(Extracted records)
---

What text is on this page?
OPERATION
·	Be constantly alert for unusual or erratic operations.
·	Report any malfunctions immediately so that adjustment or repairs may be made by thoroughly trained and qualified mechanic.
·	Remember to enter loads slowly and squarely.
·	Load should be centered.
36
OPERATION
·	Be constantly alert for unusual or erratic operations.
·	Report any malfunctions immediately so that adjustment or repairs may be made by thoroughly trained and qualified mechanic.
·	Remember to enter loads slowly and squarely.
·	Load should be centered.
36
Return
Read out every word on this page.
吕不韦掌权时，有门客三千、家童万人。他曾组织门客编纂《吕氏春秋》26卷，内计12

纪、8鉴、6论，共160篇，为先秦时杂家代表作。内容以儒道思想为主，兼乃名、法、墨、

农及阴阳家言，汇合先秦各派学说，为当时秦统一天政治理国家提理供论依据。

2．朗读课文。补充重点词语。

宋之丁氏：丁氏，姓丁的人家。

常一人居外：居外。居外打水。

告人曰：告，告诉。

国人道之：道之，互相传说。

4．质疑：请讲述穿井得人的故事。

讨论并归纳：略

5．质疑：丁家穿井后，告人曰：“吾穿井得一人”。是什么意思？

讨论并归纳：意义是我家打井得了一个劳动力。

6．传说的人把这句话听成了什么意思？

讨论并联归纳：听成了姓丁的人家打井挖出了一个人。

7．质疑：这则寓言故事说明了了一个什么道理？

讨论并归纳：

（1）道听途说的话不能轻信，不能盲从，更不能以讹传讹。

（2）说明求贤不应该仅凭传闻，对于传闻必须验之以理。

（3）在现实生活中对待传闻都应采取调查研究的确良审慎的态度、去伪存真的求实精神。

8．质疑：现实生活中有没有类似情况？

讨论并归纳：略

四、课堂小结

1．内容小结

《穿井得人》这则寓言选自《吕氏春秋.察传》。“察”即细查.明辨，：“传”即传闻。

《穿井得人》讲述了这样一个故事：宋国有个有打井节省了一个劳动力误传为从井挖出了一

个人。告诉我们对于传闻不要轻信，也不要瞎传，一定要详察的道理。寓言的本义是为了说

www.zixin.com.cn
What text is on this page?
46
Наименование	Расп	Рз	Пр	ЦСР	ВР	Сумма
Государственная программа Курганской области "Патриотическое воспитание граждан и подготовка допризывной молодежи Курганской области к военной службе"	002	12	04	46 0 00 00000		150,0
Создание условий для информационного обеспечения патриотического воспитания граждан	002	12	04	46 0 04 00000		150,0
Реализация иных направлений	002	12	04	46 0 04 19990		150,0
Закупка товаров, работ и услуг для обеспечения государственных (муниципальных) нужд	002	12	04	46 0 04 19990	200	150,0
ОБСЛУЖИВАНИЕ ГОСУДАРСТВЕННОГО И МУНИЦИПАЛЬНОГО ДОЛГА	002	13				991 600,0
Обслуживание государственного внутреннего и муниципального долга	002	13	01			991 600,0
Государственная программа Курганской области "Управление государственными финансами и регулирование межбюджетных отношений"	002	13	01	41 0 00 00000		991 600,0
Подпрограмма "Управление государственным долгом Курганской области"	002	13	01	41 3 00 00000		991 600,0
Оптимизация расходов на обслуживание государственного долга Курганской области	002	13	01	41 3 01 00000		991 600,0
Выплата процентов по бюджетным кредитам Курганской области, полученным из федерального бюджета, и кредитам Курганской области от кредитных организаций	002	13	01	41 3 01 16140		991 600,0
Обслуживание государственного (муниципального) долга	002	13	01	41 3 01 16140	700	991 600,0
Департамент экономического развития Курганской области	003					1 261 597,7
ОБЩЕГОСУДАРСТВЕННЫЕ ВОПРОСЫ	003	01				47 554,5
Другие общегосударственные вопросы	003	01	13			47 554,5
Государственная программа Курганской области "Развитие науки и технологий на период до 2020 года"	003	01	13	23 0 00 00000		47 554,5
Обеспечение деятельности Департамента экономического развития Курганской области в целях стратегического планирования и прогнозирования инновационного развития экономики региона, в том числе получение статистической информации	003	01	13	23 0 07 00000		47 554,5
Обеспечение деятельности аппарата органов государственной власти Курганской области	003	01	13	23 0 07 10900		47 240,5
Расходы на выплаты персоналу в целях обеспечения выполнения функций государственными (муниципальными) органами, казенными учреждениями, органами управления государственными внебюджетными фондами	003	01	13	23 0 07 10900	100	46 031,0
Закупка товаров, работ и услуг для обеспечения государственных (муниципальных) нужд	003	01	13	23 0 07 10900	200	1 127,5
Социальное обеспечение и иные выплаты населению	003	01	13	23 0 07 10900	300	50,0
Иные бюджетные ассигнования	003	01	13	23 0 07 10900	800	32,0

---

Exercise instructions:
Write out the complete set of records exactly as given.

Answer in full:
What text is on this page?
OPERATION
·	Be constantly alert for unusual or erratic operations.
·	Report any malfunctions immediately so that adjustment or repairs may be made by thoroughly trained and qualified mechanic.
·	Remember to enter loads slowly and squarely.
·	Load should be centered.
36
OPERATION
·	Be constantly alert for unusual or erratic operations.
·	Report any malfunctions immediately so that adjustment or repairs may be made by thoroughly trained and qualified mechanic.
·	Remember to enter loads slowly and squarely.
·	Load should be centered.
36
Return
Read out every word on this page.
吕不韦掌权时，有门客三千、家童万人。他曾组织门客编纂《吕氏春秋》26卷，内计12

纪、8鉴、6论，共160篇，为先秦时杂家代表作。内容以儒道思想为主，兼乃名、法、墨、

农及阴阳家言，汇合先秦各派学说，为当时秦统一天政治理国家提理供论依据。

2．朗读课文。补充重点词语。

宋之丁氏：丁氏，姓丁的人家。

常一人居外：居外。居外打水。

告人曰：告，告诉。

国人道之：道之，互相传说。

4．质疑：请讲述穿井得人的故事。

讨论并归纳：略

5．质疑：丁家穿井后，告人曰：“吾穿井得一人”。是什么意思？

讨论并归纳：意义是我家打井得了一个劳动力。

6．传说的人把这句话听成了什么意思？

讨论并联归纳：听成了姓丁的人家打井挖出了一个人。

7．质疑：这则寓言故事说明了了一个什么道理？

讨论并归纳：

（1）道听途说的话不能轻信，不能盲从，更不能以讹传讹。

（2）说明求贤不应该仅凭传闻，对于传闻必须验之以理。

（3）在现实生活中对待传闻都应采取调查研究的确良审慎的态度、去伪存真的求实精神。

8．质疑：现实生活中有没有类似情况？

讨论并归纳：略

四、课堂小结

1．内容小结

《穿井得人》这则寓言选自《吕氏春秋.察传》。“察”即细查.明辨，：“传”即传闻。

《穿井得人》讲述了这样一个故事：宋国有个有打井节省了一个劳动力误传为从井挖出了一

个人。告诉我们对于传闻不要轻信，也不要瞎传，一定要详察的道理。寓言的本义是为了说

www.zixin.com.cn
What text is on this page?
46
Наименование	Расп	Рз	Пр	ЦСР	ВР	Сумма
Государственная программа Курганской области "Патриотическое воспитание граждан и подготовка допризывной молодежи Курганской области к военной службе"	002	12	04	46 0 00 00000		150,0
Создание условий для информационного обеспечения патриотического воспитания граждан	002	12	04	46 0 04 00000		150,0
Реализация иных направлений	002	12	04	46 0 04 19990		150,0
Закупка товаров, работ и услуг для обеспечения государственных (муниципальных) нужд	002	12	04	46 0 04 19990	200	150,0
ОБСЛУЖИВАНИЕ ГОСУДАРСТВЕННОГО И МУНИЦИПАЛЬНОГО ДОЛГА	002	13				991 600,0
Обслуживание государственного внутреннего и муниципального долга	002	13	01			991 600,0
Государственная программа Курганской области "Управление государственными финансами и регулирование межбюджетных отношений"	002	13	01	41 0 00 00000		991 600,0
Подпрограмма "Управление государственным долгом Курганской области"	002	13	01	41 3 00 00000		991 600,0
Оптимизация расходов на обслуживание государственного долга Курганской области	002	13	01	41 3 01 00000		991 600,0
Выплата процентов по бюджетным кредитам Курганской области, полученным из федерального бюджета, и кредитам Курганской области от кредитных организаций	002	13	01	41 3 01 16140		991 600,0
Обслуживание государственного (муниципального) долга	002	13	01	41 3 01 16140	700	991 600,0
Департамент экономического развития Курганской области	003					1 261 597,7
ОБЩЕГОСУДАРСТВЕННЫЕ ВОПРОСЫ	003	01				47 554,5
Другие общегосударственные вопросы	003	01	13			47 554,5
Государственная программа Курганской области "Развитие науки и технологий на период до 2020 года"	003	01	13	23 0 00 00000		47 554,5
Обеспечение деятельности Департамента экономического развития Курганской области в целях стратегического планирования и прогнозирования инновационного развития экономики региона, в том числе получение статистической информации	003	01	13	23 0 07 00000		47 554,5
Обеспечение деятельности аппарата органов государственной власти Курганской области	003	01	13	23 0 07 10900		47 240,5
Расходы на выплаты персоналу в целях обеспечения выполнения функций государственными (муниципальными) органами, казенными учреждениями, органами управления государственными внебюджетными фондами	003	01	13	23 0 07 10900	100	46 031,0
Закупка товаров, работ и услуг для обеспечения государственных (муниципальных) нужд	003	01	13	23 0 07 10900	200	1 127,5
Социальное обеспечение и иные выплаты населению	003	01	13	23 0 07 10900	300	50,0
Иные бюджетные ассигнования	003	01	13	23 0 07 10900	800	32,0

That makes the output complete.